_TASK INSTRUCTIONS_
Reproduce every one of the following entries word for word, without changing anything.
········
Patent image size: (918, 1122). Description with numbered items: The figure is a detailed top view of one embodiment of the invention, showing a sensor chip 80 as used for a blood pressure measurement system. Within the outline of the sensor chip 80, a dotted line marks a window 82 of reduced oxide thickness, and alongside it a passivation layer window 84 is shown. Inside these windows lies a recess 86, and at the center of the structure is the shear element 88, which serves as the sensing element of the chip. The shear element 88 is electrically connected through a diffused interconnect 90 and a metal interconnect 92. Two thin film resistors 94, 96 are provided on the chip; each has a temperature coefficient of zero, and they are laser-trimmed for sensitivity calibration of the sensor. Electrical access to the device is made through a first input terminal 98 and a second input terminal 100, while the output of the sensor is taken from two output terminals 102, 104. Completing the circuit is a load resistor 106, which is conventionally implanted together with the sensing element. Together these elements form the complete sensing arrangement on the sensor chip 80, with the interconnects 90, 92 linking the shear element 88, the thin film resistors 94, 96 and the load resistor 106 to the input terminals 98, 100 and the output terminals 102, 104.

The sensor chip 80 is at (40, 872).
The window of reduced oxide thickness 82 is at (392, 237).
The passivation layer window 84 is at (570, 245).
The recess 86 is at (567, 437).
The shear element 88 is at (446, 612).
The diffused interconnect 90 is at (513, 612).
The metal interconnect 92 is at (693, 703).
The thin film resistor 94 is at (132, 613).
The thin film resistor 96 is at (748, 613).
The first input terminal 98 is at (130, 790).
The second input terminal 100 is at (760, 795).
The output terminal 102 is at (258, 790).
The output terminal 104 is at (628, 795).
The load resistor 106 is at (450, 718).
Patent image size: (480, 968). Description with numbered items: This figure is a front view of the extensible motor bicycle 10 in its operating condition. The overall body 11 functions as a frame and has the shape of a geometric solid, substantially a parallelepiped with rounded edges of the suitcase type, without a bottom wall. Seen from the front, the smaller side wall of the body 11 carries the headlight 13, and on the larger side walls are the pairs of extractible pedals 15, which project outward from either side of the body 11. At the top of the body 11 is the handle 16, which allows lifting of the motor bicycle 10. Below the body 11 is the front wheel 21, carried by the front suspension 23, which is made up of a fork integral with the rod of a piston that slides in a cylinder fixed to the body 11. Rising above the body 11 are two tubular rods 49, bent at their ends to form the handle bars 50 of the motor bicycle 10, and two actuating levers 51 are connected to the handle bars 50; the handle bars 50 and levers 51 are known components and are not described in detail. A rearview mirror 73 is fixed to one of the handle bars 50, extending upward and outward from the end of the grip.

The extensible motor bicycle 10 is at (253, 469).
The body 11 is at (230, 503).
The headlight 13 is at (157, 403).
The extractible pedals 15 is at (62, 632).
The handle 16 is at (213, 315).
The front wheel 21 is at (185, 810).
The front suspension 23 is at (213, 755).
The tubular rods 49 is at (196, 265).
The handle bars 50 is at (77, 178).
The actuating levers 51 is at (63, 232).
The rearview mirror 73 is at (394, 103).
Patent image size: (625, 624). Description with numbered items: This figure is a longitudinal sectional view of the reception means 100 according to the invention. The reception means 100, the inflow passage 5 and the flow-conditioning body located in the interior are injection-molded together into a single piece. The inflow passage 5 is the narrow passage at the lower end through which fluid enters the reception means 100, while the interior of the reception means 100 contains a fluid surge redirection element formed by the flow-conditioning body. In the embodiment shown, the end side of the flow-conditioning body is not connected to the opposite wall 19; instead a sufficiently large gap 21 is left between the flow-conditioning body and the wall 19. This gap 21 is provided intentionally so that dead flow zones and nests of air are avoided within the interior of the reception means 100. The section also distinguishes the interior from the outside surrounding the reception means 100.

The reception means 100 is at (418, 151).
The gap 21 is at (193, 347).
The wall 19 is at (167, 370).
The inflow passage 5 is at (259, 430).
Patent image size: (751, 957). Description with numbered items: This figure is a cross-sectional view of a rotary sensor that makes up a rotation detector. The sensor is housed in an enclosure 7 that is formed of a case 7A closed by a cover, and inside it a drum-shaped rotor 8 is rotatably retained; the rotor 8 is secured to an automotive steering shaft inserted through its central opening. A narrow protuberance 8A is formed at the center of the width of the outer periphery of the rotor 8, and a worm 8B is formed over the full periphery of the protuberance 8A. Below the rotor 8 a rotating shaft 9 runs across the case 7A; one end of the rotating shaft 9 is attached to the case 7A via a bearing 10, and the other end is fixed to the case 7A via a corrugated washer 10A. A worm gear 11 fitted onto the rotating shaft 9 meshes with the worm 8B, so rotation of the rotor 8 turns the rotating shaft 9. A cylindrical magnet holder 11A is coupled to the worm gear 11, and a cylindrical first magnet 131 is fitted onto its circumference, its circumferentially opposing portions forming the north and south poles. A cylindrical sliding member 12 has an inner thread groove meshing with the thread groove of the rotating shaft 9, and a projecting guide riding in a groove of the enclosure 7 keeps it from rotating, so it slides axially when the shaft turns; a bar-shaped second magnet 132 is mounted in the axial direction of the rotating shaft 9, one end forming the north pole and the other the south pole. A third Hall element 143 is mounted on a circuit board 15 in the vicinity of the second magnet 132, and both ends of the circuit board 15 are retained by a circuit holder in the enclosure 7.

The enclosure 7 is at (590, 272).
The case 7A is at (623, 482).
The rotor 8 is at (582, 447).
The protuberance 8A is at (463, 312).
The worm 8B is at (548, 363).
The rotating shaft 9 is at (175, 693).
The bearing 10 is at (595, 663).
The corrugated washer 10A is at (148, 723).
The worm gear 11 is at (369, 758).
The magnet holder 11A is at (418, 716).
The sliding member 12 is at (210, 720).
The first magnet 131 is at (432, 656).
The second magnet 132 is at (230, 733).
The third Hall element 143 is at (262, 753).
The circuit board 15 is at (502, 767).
········
_OUTPUT FOR THIS TASK_
Patent image size: (918, 1122). Description with numbered items: The figure is a detailed top view of one embodiment of the invention, showing a sensor chip 80 as used for a blood pressure measurement system. Within the outline of the sensor chip 80, a dotted line marks a window 82 of reduced oxide thickness, and alongside it a passivation layer window 84 is shown. Inside these windows lies a recess 86, and at the center of the structure is the shear element 88, which serves as the sensing element of the chip. The shear element 88 is electrically connected through a diffused interconnect 90 and a metal interconnect 92. Two thin film resistors 94, 96 are provided on the chip; each has a temperature coefficient of zero, and they are laser-trimmed for sensitivity calibration of the sensor. Electrical access to the device is made through a first input terminal 98 and a second input terminal 100, while the output of the sensor is taken from two output terminals 102, 104. Completing the circuit is a load resistor 106, which is conventionally implanted together with the sensing element. Together these elements form the complete sensing arrangement on the sensor chip 80, with the interconnects 90, 92 linking the shear element 88, the thin film resistors 94, 96 and the load resistor 106 to the input terminals 98, 100 and the output terminals 102, 104.

The sensor chip 80 is at (40, 872).
The window of reduced oxide thickness 82 is at (392, 237).
The passivation layer window 84 is at (570, 245).
The recess 86 is at (567, 437).
The shear element 88 is at (446, 612).
The diffused interconnect 90 is at (513, 612).
The metal interconnect 92 is at (693, 703).
The thin film resistor 94 is at (132, 613).
The thin film resistor 96 is at (748, 613).
The first input terminal 98 is at (130, 790).
The second input terminal 100 is at (760, 795).
The output terminal 102 is at (258, 790).
The output terminal 104 is at (628, 795).
The load resistor 106 is at (450, 718).
Patent image size: (480, 968). Description with numbered items: This figure is a front view of the extensible motor bicycle 10 in its operating condition. The overall body 11 functions as a frame and has the shape of a geometric solid, substantially a parallelepiped with rounded edges of the suitcase type, without a bottom wall. Seen from the front, the smaller side wall of the body 11 carries the headlight 13, and on the larger side walls are the pairs of extractible pedals 15, which project outward from either side of the body 11. At the top of the body 11 is the handle 16, which allows lifting of the motor bicycle 10. Below the body 11 is the front wheel 21, carried by the front suspension 23, which is made up of a fork integral with the rod of a piston that slides in a cylinder fixed to the body 11. Rising above the body 11 are two tubular rods 49, bent at their ends to form the handle bars 50 of the motor bicycle 10, and two actuating levers 51 are connected to the handle bars 50; the handle bars 50 and levers 51 are known components and are not described in detail. A rearview mirror 73 is fixed to one of the handle bars 50, extending upward and outward from the end of the grip.

The extensible motor bicycle 10 is at (253, 469).
The body 11 is at (230, 503).
The headlight 13 is at (157, 403).
The extractible pedals 15 is at (62, 632).
The handle 16 is at (213, 315).
The front wheel 21 is at (185, 810).
The front suspension 23 is at (213, 755).
The tubular rods 49 is at (196, 265).
The handle bars 50 is at (77, 178).
The actuating levers 51 is at (63, 232).
The rearview mirror 73 is at (394, 103).
Patent image size: (625, 624). Description with numbered items: This figure is a longitudinal sectional view of the reception means 100 according to the invention. The reception means 100, the inflow passage 5 and the flow-conditioning body located in the interior are injection-molded together into a single piece. The inflow passage 5 is the narrow passage at the lower end through which fluid enters the reception means 100, while the interior of the reception means 100 contains a fluid surge redirection element formed by the flow-conditioning body. In the embodiment shown, the end side of the flow-conditioning body is not connected to the opposite wall 19; instead a sufficiently large gap 21 is left between the flow-conditioning body and the wall 19. This gap 21 is provided intentionally so that dead flow zones and nests of air are avoided within the interior of the reception means 100. The section also distinguishes the interior from the outside surrounding the reception means 100.

The reception means 100 is at (418, 151).
The gap 21 is at (193, 347).
The wall 19 is at (167, 370).
The inflow passage 5 is at (259, 430).
Patent image size: (751, 957). Description with numbered items: This figure is a cross-sectional view of a rotary sensor that makes up a rotation detector. The sensor is housed in an enclosure 7 that is formed of a case 7A closed by a cover, and inside it a drum-shaped rotor 8 is rotatably retained; the rotor 8 is secured to an automotive steering shaft inserted through its central opening. A narrow protuberance 8A is formed at the center of the width of the outer periphery of the rotor 8, and a worm 8B is formed over the full periphery of the protuberance 8A. Below the rotor 8 a rotating shaft 9 runs across the case 7A; one end of the rotating shaft 9 is attached to the case 7A via a bearing 10, and the other end is fixed to the case 7A via a corrugated washer 10A. A worm gear 11 fitted onto the rotating shaft 9 meshes with the worm 8B, so rotation of the rotor 8 turns the rotating shaft 9. A cylindrical magnet holder 11A is coupled to the worm gear 11, and a cylindrical first magnet 131 is fitted onto its circumference, its circumferentially opposing portions forming the north and south poles. A cylindrical sliding member 12 has an inner thread groove meshing with the thread groove of the rotating shaft 9, and a projecting guide riding in a groove of the enclosure 7 keeps it from rotating, so it slides axially when the shaft turns; a bar-shaped second magnet 132 is mounted in the axial direction of the rotating shaft 9, one end forming the north pole and the other the south pole. A third Hall element 143 is mounted on a circuit board 15 in the vicinity of the second magnet 132, and both ends of the circuit board 15 are retained by a circuit holder in the enclosure 7.

The enclosure 7 is at (590, 272).
The case 7A is at (623, 482).
The rotor 8 is at (582, 447).
The protuberance 8A is at (463, 312).
The worm 8B is at (548, 363).
The rotating shaft 9 is at (175, 693).
The bearing 10 is at (595, 663).
The corrugated washer 10A is at (148, 723).
The worm gear 11 is at (369, 758).
The magnet holder 11A is at (418, 716).
The sliding member 12 is at (210, 720).
The first magnet 131 is at (432, 656).
The second magnet 132 is at (230, 733).
The third Hall element 143 is at (262, 753).
The circuit board 15 is at (502, 767).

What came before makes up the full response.